▶ [Record list]:
____

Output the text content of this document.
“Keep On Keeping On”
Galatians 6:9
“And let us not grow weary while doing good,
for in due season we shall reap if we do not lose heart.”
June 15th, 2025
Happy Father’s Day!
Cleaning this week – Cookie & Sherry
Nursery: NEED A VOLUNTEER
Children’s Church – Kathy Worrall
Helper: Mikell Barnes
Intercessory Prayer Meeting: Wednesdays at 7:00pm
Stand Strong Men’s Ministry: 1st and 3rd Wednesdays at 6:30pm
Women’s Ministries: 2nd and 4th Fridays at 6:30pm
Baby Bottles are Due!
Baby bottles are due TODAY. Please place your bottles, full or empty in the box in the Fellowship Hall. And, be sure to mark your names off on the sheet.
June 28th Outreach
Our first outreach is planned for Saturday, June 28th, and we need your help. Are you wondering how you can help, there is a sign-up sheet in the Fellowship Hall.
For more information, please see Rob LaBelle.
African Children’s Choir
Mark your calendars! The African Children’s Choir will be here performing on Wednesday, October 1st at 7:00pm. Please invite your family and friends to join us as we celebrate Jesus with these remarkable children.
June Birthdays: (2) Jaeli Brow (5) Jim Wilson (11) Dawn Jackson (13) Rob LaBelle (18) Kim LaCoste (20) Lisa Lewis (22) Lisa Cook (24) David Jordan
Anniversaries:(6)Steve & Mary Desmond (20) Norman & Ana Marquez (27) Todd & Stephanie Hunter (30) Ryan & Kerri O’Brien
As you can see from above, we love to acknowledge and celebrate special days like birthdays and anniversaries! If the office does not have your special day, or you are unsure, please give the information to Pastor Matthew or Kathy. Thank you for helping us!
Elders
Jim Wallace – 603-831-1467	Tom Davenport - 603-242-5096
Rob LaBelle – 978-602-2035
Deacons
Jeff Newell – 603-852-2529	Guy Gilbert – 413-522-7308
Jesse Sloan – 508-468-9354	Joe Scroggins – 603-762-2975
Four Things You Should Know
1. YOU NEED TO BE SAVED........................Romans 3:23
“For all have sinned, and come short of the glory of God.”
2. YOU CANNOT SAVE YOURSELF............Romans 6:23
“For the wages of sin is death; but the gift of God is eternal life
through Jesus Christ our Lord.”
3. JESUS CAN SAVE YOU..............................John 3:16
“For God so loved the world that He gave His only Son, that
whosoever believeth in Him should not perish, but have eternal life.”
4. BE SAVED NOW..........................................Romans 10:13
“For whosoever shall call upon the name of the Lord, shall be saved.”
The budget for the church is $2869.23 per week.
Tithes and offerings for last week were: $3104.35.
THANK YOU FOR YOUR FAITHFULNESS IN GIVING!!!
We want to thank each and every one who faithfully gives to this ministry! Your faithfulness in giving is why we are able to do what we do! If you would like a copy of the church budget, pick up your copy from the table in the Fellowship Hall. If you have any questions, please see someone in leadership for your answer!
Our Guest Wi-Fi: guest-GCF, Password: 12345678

____

▶ [What the task asks]: Return every line above that contains the word "budget".

▶ [Exercise answer]:
The budget for the church is $2869.23 per week.
We want to thank each and every one who faithfully gives to this ministry! Your faithfulness in giving is why we are able to do what we do! If you would like a copy of the church budget, pick up your copy from the table in the Fellowship Hall. If you have any questions, please see someone in leadership for your answer!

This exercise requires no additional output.